Aim -
Your job is to retype all of the data word for word, leaving every image out.
=-=-=-=-=
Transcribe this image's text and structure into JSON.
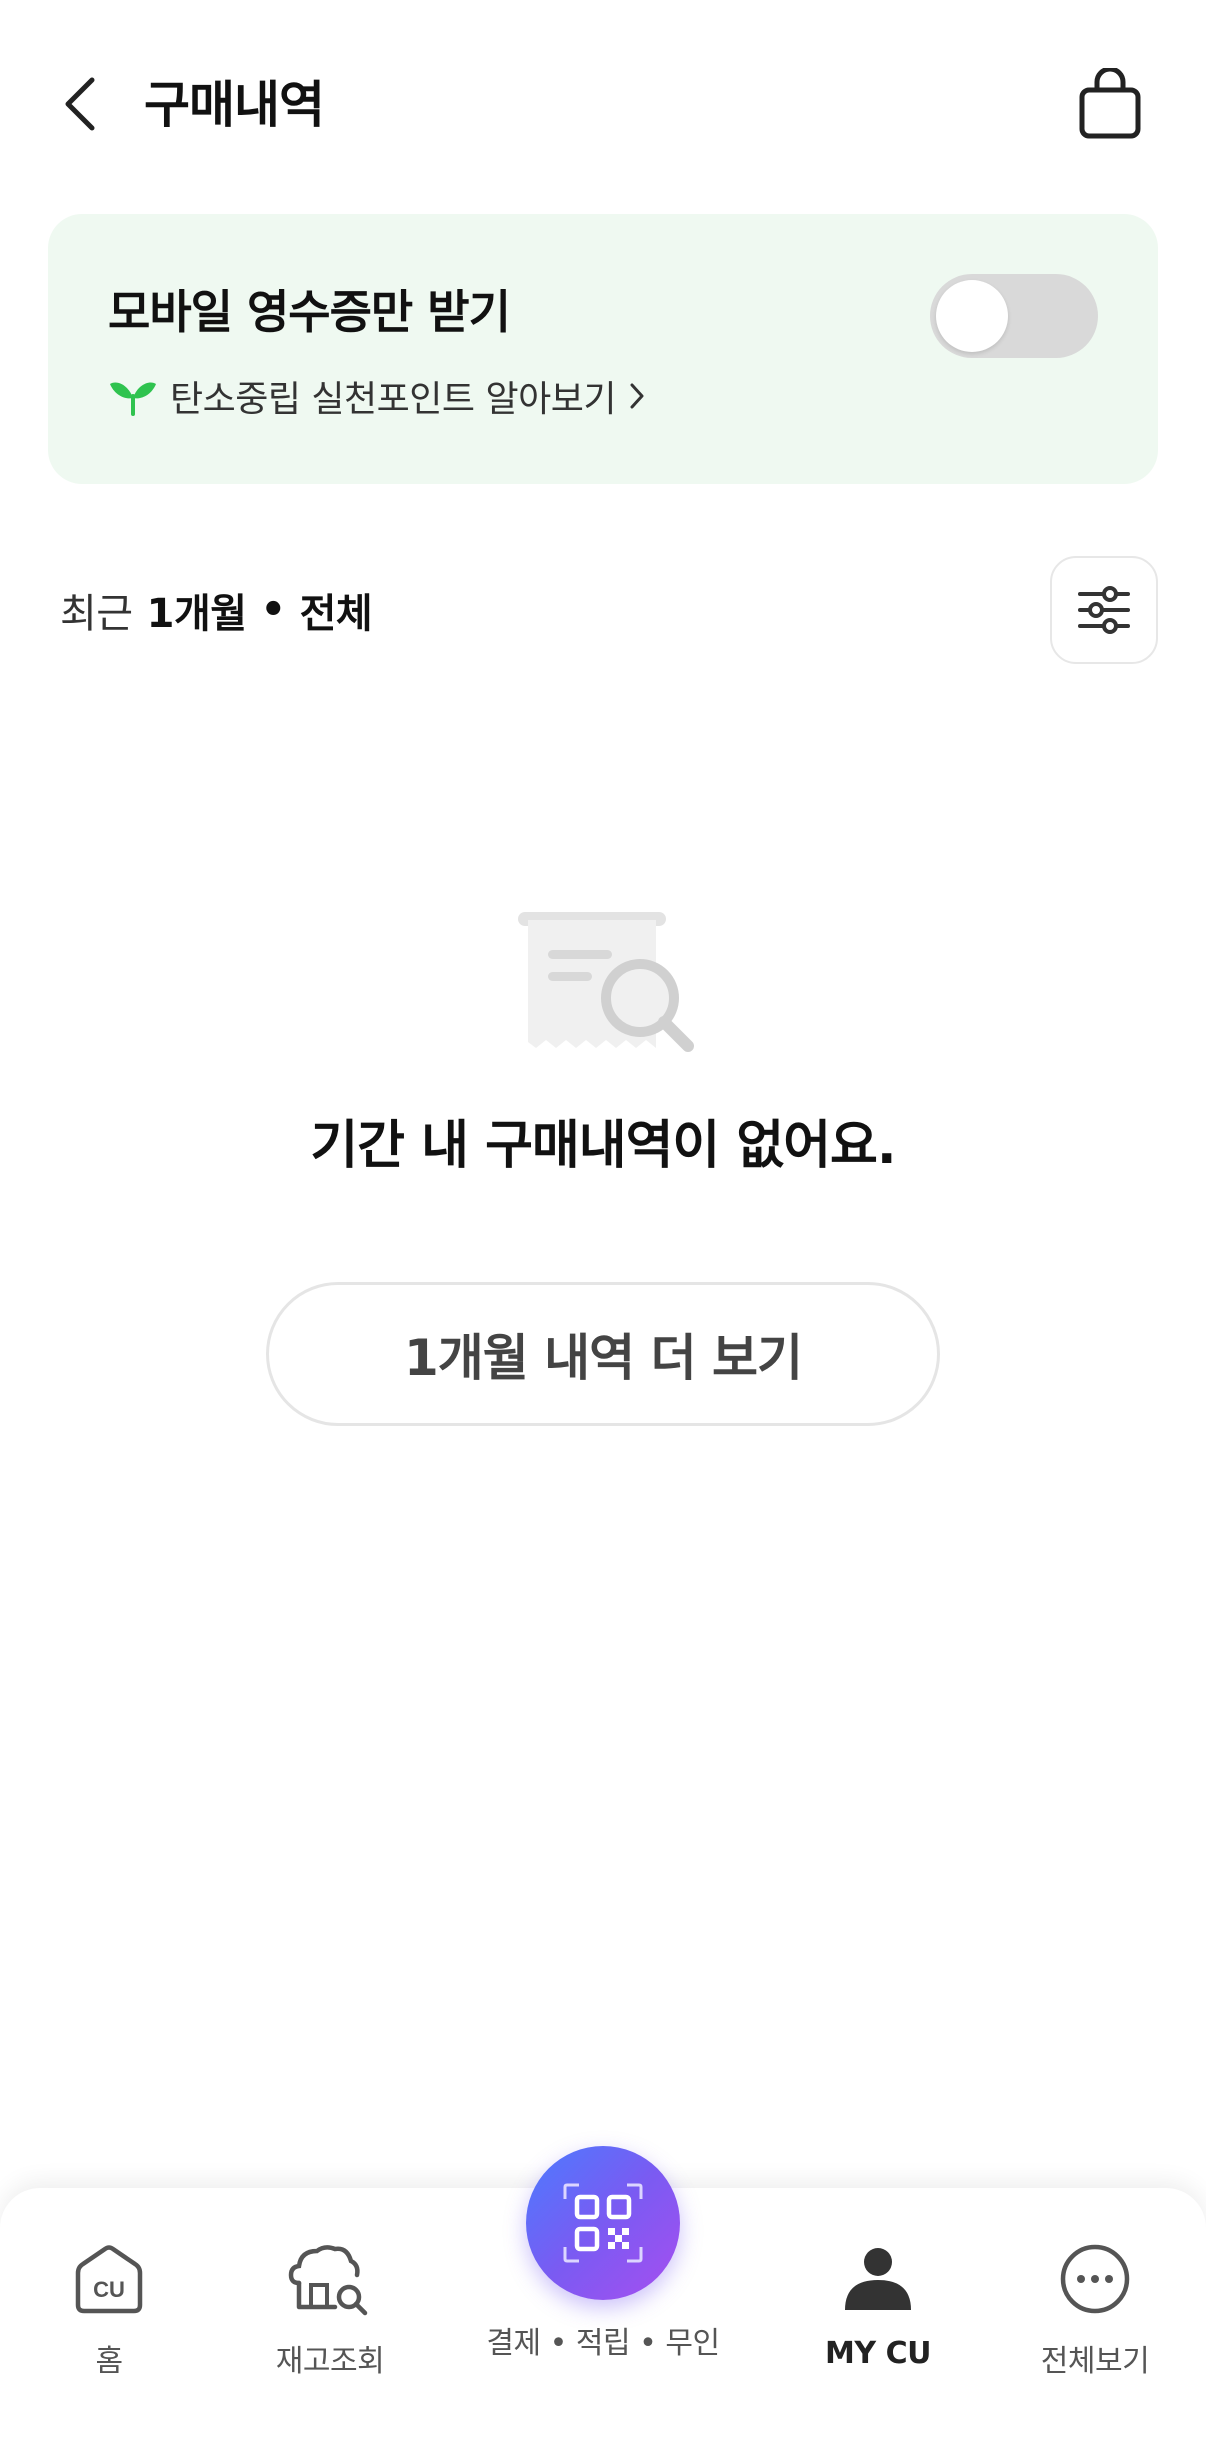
{
  "header": {
    "title": "구매내역",
    "back_icon": "chevron-left-icon",
    "bag_icon": "shopping-bag-icon"
  },
  "receipt_card": {
    "title": "모바일 영수증만 받기",
    "link_label": "탄소중립 실천포인트 알아보기",
    "toggle_on": false,
    "background_color": "#eff9f1",
    "leaf_color": "#2fc34f"
  },
  "filter": {
    "recent_label": "최근",
    "period": "1개월",
    "separator": "•",
    "scope": "전체",
    "icon": "sliders-icon"
  },
  "empty_state": {
    "message": "기간 내 구매내역이 없어요.",
    "icon": "receipt-search-icon",
    "more_button_label": "1개월 내역 더 보기"
  },
  "bottom_nav": {
    "items": [
      {
        "label": "홈",
        "icon": "home-cu-icon",
        "active": false
      },
      {
        "label": "재고조회",
        "icon": "stock-search-icon",
        "active": false
      },
      {
        "label": "결제 • 적립 • 무인",
        "icon": "qr-code-icon",
        "active": false
      },
      {
        "label": "MY CU",
        "icon": "user-icon",
        "active": true
      },
      {
        "label": "전체보기",
        "icon": "more-dots-icon",
        "active": false
      }
    ],
    "home_logo_text": "CU",
    "fab_gradient": [
      "#4b7bff",
      "#a74ef0"
    ]
  }
}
=-=-=-=-=
Full solution -
Transcribe this image's text and structure into JSON.
{
  "header": {
    "title": "구매내역",
    "back_icon": "chevron-left-icon",
    "bag_icon": "shopping-bag-icon"
  },
  "receipt_card": {
    "title": "모바일 영수증만 받기",
    "link_label": "탄소중립 실천포인트 알아보기",
    "toggle_on": false,
    "background_color": "#eff9f1",
    "leaf_color": "#2fc34f"
  },
  "filter": {
    "recent_label": "최근",
    "period": "1개월",
    "separator": "•",
    "scope": "전체",
    "icon": "sliders-icon"
  },
  "empty_state": {
    "message": "기간 내 구매내역이 없어요.",
    "icon": "receipt-search-icon",
    "more_button_label": "1개월 내역 더 보기"
  },
  "bottom_nav": {
    "items": [
      {
        "label": "홈",
        "icon": "home-cu-icon",
        "active": false
      },
      {
        "label": "재고조회",
        "icon": "stock-search-icon",
        "active": false
      },
      {
        "label": "결제 • 적립 • 무인",
        "icon": "qr-code-icon",
        "active": false
      },
      {
        "label": "MY CU",
        "icon": "user-icon",
        "active": true
      },
      {
        "label": "전체보기",
        "icon": "more-dots-icon",
        "active": false
      }
    ],
    "home_logo_text": "CU",
    "fab_gradient": [
      "#4b7bff",
      "#a74ef0"
    ]
  }
}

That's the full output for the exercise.